* _Short exercise_: Provide only the number of lines in the data below that contain the string "страны".

Source data
--

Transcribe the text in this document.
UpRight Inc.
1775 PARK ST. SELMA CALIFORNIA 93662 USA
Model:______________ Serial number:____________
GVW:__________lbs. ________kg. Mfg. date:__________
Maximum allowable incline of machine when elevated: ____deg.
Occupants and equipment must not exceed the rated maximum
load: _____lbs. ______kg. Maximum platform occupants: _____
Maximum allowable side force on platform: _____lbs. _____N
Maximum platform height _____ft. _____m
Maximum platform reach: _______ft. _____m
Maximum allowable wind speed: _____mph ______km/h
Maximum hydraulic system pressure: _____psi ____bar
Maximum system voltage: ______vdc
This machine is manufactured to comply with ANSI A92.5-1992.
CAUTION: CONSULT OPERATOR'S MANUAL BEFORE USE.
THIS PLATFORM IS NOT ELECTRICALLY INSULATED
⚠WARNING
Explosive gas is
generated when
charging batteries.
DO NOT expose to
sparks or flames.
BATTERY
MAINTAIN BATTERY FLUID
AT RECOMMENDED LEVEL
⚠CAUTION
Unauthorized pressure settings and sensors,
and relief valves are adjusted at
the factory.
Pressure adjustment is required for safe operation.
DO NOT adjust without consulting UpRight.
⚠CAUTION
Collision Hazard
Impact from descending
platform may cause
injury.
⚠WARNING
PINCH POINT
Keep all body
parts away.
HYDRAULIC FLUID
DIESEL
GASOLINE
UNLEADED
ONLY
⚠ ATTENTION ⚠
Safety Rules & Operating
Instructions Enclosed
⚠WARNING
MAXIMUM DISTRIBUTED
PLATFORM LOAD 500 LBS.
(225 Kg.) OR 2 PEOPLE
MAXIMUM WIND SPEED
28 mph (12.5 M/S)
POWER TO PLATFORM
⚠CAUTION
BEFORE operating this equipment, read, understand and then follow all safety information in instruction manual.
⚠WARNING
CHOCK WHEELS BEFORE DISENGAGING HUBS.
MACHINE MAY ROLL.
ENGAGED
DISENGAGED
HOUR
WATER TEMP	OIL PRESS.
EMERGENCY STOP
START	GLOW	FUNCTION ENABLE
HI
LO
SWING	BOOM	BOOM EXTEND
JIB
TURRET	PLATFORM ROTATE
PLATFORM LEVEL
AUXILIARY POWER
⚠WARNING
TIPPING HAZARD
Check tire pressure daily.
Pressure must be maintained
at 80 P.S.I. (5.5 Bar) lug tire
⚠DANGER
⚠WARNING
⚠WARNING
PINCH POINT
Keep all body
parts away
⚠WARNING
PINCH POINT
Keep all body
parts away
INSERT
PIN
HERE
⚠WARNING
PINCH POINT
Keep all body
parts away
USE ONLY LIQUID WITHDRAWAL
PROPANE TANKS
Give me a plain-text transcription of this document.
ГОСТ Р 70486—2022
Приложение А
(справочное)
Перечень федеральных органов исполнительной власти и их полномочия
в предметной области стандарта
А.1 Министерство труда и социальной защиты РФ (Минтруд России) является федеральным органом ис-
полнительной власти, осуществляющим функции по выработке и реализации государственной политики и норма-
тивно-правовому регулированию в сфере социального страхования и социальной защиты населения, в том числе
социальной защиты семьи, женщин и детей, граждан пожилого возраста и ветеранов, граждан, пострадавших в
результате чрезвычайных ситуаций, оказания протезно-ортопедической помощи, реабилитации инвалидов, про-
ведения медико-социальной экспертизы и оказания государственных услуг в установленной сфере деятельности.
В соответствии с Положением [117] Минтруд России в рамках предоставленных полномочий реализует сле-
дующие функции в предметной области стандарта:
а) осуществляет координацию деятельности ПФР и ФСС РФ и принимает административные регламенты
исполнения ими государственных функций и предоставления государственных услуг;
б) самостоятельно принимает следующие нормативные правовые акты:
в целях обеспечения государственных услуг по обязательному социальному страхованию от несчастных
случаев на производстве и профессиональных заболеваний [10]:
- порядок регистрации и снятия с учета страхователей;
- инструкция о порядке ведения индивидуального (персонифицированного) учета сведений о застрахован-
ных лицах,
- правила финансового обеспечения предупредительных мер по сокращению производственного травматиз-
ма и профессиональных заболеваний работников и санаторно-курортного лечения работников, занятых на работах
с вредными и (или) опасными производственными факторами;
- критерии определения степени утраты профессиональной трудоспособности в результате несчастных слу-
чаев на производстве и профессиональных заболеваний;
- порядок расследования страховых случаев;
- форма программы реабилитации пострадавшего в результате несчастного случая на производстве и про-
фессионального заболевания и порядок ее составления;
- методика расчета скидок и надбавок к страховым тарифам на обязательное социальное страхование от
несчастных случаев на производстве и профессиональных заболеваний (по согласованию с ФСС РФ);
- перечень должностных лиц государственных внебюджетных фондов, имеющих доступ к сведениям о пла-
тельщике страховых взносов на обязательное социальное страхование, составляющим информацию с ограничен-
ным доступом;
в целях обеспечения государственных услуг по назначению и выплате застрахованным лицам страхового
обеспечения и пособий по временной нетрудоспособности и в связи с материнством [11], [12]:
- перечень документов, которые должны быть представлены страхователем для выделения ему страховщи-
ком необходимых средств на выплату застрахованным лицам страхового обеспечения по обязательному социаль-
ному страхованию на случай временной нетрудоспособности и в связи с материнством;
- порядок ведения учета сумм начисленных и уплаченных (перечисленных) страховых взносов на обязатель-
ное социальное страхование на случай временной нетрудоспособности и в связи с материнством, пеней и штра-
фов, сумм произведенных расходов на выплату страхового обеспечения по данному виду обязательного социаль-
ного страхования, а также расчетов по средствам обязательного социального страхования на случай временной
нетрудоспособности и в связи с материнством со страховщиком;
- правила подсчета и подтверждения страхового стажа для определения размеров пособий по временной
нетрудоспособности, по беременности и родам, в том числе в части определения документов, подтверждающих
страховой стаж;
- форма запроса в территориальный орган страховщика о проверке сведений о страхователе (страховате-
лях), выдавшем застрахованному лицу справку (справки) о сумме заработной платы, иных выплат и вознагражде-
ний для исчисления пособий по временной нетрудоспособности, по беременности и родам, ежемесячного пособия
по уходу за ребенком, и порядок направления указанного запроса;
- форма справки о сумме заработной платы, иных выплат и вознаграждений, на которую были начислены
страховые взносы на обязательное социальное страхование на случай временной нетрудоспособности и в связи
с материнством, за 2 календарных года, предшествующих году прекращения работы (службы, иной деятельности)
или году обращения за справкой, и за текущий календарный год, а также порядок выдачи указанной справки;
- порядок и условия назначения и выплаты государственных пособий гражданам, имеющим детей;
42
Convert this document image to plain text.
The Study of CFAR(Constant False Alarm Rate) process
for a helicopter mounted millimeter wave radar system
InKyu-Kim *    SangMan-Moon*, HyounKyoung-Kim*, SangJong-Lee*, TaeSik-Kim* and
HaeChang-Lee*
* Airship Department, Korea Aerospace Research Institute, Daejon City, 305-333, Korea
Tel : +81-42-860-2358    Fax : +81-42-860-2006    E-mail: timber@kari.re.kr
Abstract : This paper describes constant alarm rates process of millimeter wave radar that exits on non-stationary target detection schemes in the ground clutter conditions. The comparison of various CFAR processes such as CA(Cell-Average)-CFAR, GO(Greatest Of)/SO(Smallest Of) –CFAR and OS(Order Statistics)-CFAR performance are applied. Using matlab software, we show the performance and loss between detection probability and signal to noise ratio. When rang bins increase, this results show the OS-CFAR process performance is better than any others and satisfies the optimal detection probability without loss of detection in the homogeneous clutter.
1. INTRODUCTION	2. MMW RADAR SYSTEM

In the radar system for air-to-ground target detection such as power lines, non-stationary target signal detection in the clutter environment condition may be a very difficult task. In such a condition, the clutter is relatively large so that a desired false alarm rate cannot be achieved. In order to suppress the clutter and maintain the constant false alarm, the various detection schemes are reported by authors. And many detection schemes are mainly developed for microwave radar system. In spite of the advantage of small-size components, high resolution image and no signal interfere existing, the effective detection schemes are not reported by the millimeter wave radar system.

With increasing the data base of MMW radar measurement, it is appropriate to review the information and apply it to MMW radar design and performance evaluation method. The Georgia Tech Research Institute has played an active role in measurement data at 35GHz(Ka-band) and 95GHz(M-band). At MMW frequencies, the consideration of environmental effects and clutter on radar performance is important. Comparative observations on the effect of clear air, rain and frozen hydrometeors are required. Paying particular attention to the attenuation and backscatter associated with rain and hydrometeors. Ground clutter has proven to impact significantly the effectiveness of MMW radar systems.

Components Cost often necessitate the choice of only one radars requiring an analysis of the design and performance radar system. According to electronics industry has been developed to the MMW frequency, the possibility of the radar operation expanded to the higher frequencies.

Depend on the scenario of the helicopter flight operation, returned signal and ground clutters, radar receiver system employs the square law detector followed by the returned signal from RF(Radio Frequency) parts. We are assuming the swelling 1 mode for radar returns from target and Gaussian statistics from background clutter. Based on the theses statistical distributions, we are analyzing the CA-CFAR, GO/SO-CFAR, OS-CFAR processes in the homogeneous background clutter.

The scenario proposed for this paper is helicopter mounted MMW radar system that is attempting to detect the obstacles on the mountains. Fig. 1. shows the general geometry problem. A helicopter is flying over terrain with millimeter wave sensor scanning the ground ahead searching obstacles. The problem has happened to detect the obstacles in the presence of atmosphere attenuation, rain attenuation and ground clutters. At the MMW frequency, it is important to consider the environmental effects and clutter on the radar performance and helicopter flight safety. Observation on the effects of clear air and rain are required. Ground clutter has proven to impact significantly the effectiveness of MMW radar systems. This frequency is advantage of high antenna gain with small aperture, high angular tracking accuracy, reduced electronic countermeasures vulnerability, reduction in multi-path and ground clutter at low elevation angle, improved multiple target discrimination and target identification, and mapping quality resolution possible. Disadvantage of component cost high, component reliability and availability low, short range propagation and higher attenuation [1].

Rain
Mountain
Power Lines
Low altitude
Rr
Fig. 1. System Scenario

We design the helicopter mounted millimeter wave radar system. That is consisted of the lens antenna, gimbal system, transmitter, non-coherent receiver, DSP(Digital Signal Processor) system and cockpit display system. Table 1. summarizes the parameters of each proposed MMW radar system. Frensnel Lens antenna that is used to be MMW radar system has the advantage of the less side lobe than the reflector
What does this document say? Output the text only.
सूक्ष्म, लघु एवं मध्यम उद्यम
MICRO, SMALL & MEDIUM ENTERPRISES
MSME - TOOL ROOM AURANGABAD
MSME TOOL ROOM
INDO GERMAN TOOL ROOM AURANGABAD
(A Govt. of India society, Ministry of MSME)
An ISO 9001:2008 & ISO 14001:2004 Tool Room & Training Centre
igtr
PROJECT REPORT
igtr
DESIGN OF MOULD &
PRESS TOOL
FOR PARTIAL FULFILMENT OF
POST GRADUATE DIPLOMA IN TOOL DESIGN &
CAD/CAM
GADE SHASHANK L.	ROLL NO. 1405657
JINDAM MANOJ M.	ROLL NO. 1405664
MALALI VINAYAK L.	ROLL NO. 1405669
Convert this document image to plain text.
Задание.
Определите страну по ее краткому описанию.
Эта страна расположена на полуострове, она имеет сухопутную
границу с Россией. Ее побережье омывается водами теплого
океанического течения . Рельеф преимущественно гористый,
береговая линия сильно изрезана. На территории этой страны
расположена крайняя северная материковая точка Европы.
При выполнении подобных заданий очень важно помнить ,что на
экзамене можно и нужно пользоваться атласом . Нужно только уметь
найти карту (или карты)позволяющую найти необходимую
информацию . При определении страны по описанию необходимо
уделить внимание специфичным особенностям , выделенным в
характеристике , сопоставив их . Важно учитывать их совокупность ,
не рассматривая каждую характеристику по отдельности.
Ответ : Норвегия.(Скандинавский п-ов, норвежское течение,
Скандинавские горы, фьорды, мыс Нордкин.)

--

* _Task result_: 2